[BEGIN]

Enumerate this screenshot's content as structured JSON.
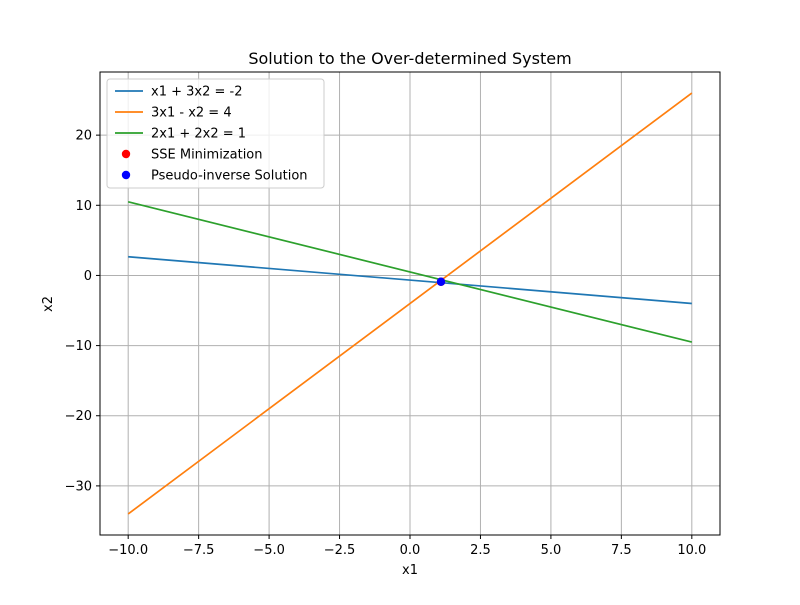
{
  "chart_data": {
    "type": "line",
    "title": "Solution to the Over-determined System",
    "xlabel": "x1",
    "ylabel": "x2",
    "xlim": [
      -11,
      11
    ],
    "ylim": [
      -37,
      29
    ],
    "grid": true,
    "legend_position": "top-left",
    "xticks": [
      -10,
      -7.5,
      -5,
      -2.5,
      0,
      2.5,
      5,
      7.5,
      10
    ],
    "xtick_labels": [
      "−10.0",
      "−7.5",
      "−5.0",
      "−2.5",
      "0.0",
      "2.5",
      "5.0",
      "7.5",
      "10.0"
    ],
    "yticks": [
      -30,
      -20,
      -10,
      0,
      10,
      20
    ],
    "ytick_labels": [
      "−30",
      "−20",
      "−10",
      "0",
      "10",
      "20"
    ],
    "series": [
      {
        "name": "x1 + 3x2 = -2",
        "kind": "line",
        "color": "#1f77b4",
        "x": [
          -10,
          10
        ],
        "y": [
          2.667,
          -4.0
        ]
      },
      {
        "name": "3x1 - x2 = 4",
        "kind": "line",
        "color": "#ff7f0e",
        "x": [
          -10,
          10
        ],
        "y": [
          -34,
          26
        ]
      },
      {
        "name": "2x1 + 2x2 = 1",
        "kind": "line",
        "color": "#2ca02c",
        "x": [
          -10,
          10
        ],
        "y": [
          10.5,
          -9.5
        ]
      },
      {
        "name": "SSE Minimization",
        "kind": "point",
        "color": "#ff0000",
        "x": [
          1.1
        ],
        "y": [
          -0.9
        ]
      },
      {
        "name": "Pseudo-inverse Solution",
        "kind": "point",
        "color": "#0000ff",
        "x": [
          1.1
        ],
        "y": [
          -0.9
        ]
      }
    ]
  }
}
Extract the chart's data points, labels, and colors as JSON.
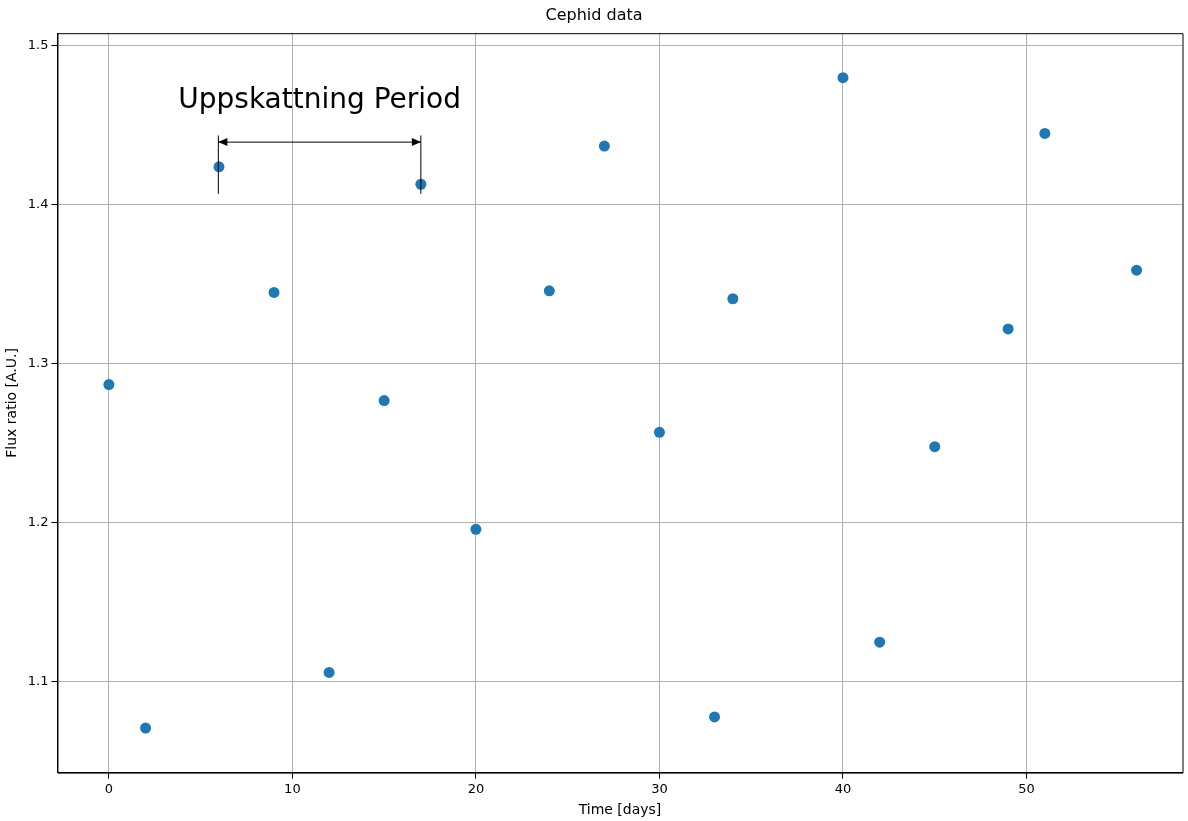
{
  "chart_data": {
    "type": "scatter",
    "title": "Cephid data",
    "xlabel": "Time [days]",
    "ylabel": "Flux ratio [A.U.]",
    "x": [
      0,
      2,
      6,
      9,
      12,
      15,
      17,
      20,
      24,
      27,
      30,
      33,
      34,
      40,
      42,
      45,
      49,
      51,
      56
    ],
    "series": [
      {
        "color": "#1f77b4",
        "values": [
          1.287,
          1.071,
          1.424,
          1.345,
          1.106,
          1.277,
          1.413,
          1.196,
          1.346,
          1.437,
          1.257,
          1.078,
          1.341,
          1.48,
          1.125,
          1.248,
          1.322,
          1.445,
          1.359
        ]
      }
    ],
    "xlim": [
      -2.8,
      58.5
    ],
    "ylim": [
      1.043,
      1.508
    ],
    "xticks": [
      0,
      10,
      20,
      30,
      40,
      50
    ],
    "yticks": [
      1.1,
      1.2,
      1.3,
      1.4,
      1.5
    ],
    "annotations": [
      {
        "text": "Uppskattning Period",
        "x": 17,
        "y": 1.413
      }
    ],
    "grid": true,
    "marker": "circle",
    "legend": false
  }
}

[END]

The request:
Pictures are excluded; copy every other part of the records exactly.

Problem solution:
Enumerate this screenshot's content as structured JSON.
{
  "chart_data": {
    "type": "line",
    "title": "Solution to the Over-determined System",
    "xlabel": "x1",
    "ylabel": "x2",
    "xlim": [
      -11,
      11
    ],
    "ylim": [
      -37,
      29
    ],
    "grid": true,
    "legend_position": "top-left",
    "xticks": [
      -10,
      -7.5,
      -5,
      -2.5,
      0,
      2.5,
      5,
      7.5,
      10
    ],
    "xtick_labels": [
      "−10.0",
      "−7.5",
      "−5.0",
      "−2.5",
      "0.0",
      "2.5",
      "5.0",
      "7.5",
      "10.0"
    ],
    "yticks": [
      -30,
      -20,
      -10,
      0,
      10,
      20
    ],
    "ytick_labels": [
      "−30",
      "−20",
      "−10",
      "0",
      "10",
      "20"
    ],
    "series": [
      {
        "name": "x1 + 3x2 = -2",
        "kind": "line",
        "color": "#1f77b4",
        "x": [
          -10,
          10
        ],
        "y": [
          2.667,
          -4.0
        ]
      },
      {
        "name": "3x1 - x2 = 4",
        "kind": "line",
        "color": "#ff7f0e",
        "x": [
          -10,
          10
        ],
        "y": [
          -34,
          26
        ]
      },
      {
        "name": "2x1 + 2x2 = 1",
        "kind": "line",
        "color": "#2ca02c",
        "x": [
          -10,
          10
        ],
        "y": [
          10.5,
          -9.5
        ]
      },
      {
        "name": "SSE Minimization",
        "kind": "point",
        "color": "#ff0000",
        "x": [
          1.1
        ],
        "y": [
          -0.9
        ]
      },
      {
        "name": "Pseudo-inverse Solution",
        "kind": "point",
        "color": "#0000ff",
        "x": [
          1.1
        ],
        "y": [
          -0.9
        ]
      }
    ]
  }
}
Extract the chart's data points, labels, and colors as JSON.
{
  "chart_data": {
    "type": "scatter",
    "title": "Cephid data",
    "xlabel": "Time [days]",
    "ylabel": "Flux ratio [A.U.]",
    "x": [
      0,
      2,
      6,
      9,
      12,
      15,
      17,
      20,
      24,
      27,
      30,
      33,
      34,
      40,
      42,
      45,
      49,
      51,
      56
    ],
    "series": [
      {
        "color": "#1f77b4",
        "values": [
          1.287,
          1.071,
          1.424,
          1.345,
          1.106,
          1.277,
          1.413,
          1.196,
          1.346,
          1.437,
          1.257,
          1.078,
          1.341,
          1.48,
          1.125,
          1.248,
          1.322,
          1.445,
          1.359
        ]
      }
    ],
    "xlim": [
      -2.8,
      58.5
    ],
    "ylim": [
      1.043,
      1.508
    ],
    "xticks": [
      0,
      10,
      20,
      30,
      40,
      50
    ],
    "yticks": [
      1.1,
      1.2,
      1.3,
      1.4,
      1.5
    ],
    "annotations": [
      {
        "text": "Uppskattning Period",
        "x": 17,
        "y": 1.413
      }
    ],
    "grid": true,
    "marker": "circle",
    "legend": false
  }
}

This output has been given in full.